— start —
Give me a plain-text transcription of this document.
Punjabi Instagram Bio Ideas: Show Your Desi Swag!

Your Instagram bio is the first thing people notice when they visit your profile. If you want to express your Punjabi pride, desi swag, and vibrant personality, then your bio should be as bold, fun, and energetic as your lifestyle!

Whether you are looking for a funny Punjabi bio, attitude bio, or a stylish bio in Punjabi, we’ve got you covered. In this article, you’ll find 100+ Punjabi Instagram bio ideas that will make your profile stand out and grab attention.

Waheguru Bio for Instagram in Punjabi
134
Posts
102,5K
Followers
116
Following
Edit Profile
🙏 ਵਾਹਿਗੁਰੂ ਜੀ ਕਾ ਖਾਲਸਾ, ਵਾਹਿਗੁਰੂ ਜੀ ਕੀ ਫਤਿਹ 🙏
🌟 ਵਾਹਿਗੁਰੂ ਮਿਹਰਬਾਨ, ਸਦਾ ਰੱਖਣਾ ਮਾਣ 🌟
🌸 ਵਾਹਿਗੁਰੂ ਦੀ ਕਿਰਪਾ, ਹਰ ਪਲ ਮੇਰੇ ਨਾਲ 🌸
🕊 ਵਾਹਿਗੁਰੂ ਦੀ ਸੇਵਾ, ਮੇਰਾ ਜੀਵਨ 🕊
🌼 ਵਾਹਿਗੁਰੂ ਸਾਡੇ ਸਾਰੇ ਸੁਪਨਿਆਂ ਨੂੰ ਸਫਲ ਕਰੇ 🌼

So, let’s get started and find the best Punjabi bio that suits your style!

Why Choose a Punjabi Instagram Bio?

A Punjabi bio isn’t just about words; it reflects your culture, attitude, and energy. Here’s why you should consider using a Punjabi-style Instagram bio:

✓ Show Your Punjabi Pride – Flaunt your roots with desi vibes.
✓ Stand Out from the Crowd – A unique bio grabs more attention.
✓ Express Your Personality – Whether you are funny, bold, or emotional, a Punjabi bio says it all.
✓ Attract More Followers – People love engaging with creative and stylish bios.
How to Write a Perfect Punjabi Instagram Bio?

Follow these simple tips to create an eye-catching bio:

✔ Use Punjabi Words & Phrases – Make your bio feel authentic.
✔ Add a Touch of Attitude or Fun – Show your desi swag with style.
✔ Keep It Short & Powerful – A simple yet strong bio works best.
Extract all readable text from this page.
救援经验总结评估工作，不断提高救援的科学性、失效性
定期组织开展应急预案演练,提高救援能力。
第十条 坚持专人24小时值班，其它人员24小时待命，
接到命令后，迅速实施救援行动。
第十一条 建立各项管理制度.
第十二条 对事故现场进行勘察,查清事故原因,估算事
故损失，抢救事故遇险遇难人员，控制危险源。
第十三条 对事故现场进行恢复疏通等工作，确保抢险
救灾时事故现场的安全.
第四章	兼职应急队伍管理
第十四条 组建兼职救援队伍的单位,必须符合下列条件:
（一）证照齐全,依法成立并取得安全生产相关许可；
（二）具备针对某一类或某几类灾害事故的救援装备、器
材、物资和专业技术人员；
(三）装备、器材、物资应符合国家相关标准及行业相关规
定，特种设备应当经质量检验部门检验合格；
— end —
__Instruction__. Restate the whole listing exactly.

__Expected output__.
Give me a plain-text transcription of this document.
Punjabi Instagram Bio Ideas: Show Your Desi Swag!

Your Instagram bio is the first thing people notice when they visit your profile. If you want to express your Punjabi pride, desi swag, and vibrant personality, then your bio should be as bold, fun, and energetic as your lifestyle!

Whether you are looking for a funny Punjabi bio, attitude bio, or a stylish bio in Punjabi, we’ve got you covered. In this article, you’ll find 100+ Punjabi Instagram bio ideas that will make your profile stand out and grab attention.

Waheguru Bio for Instagram in Punjabi
134
Posts
102,5K
Followers
116
Following
Edit Profile
🙏 ਵਾਹਿਗੁਰੂ ਜੀ ਕਾ ਖਾਲਸਾ, ਵਾਹਿਗੁਰੂ ਜੀ ਕੀ ਫਤਿਹ 🙏
🌟 ਵਾਹਿਗੁਰੂ ਮਿਹਰਬਾਨ, ਸਦਾ ਰੱਖਣਾ ਮਾਣ 🌟
🌸 ਵਾਹਿਗੁਰੂ ਦੀ ਕਿਰਪਾ, ਹਰ ਪਲ ਮੇਰੇ ਨਾਲ 🌸
🕊 ਵਾਹਿਗੁਰੂ ਦੀ ਸੇਵਾ, ਮੇਰਾ ਜੀਵਨ 🕊
🌼 ਵਾਹਿਗੁਰੂ ਸਾਡੇ ਸਾਰੇ ਸੁਪਨਿਆਂ ਨੂੰ ਸਫਲ ਕਰੇ 🌼

So, let’s get started and find the best Punjabi bio that suits your style!

Why Choose a Punjabi Instagram Bio?

A Punjabi bio isn’t just about words; it reflects your culture, attitude, and energy. Here’s why you should consider using a Punjabi-style Instagram bio:

✓ Show Your Punjabi Pride – Flaunt your roots with desi vibes.
✓ Stand Out from the Crowd – A unique bio grabs more attention.
✓ Express Your Personality – Whether you are funny, bold, or emotional, a Punjabi bio says it all.
✓ Attract More Followers – People love engaging with creative and stylish bios.
How to Write a Perfect Punjabi Instagram Bio?

Follow these simple tips to create an eye-catching bio:

✔ Use Punjabi Words & Phrases – Make your bio feel authentic.
✔ Add a Touch of Attitude or Fun – Show your desi swag with style.
✔ Keep It Short & Powerful – A simple yet strong bio works best.
Extract all readable text from this page.
救援经验总结评估工作，不断提高救援的科学性、失效性
定期组织开展应急预案演练,提高救援能力。
第十条 坚持专人24小时值班，其它人员24小时待命，
接到命令后，迅速实施救援行动。
第十一条 建立各项管理制度.
第十二条 对事故现场进行勘察,查清事故原因,估算事
故损失，抢救事故遇险遇难人员，控制危险源。
第十三条 对事故现场进行恢复疏通等工作，确保抢险
救灾时事故现场的安全.
第四章	兼职应急队伍管理
第十四条 组建兼职救援队伍的单位,必须符合下列条件:
（一）证照齐全,依法成立并取得安全生产相关许可；
（二）具备针对某一类或某几类灾害事故的救援装备、器
材、物资和专业技术人员；
(三）装备、器材、物资应符合国家相关标准及行业相关规
定，特种设备应当经质量检验部门检验合格；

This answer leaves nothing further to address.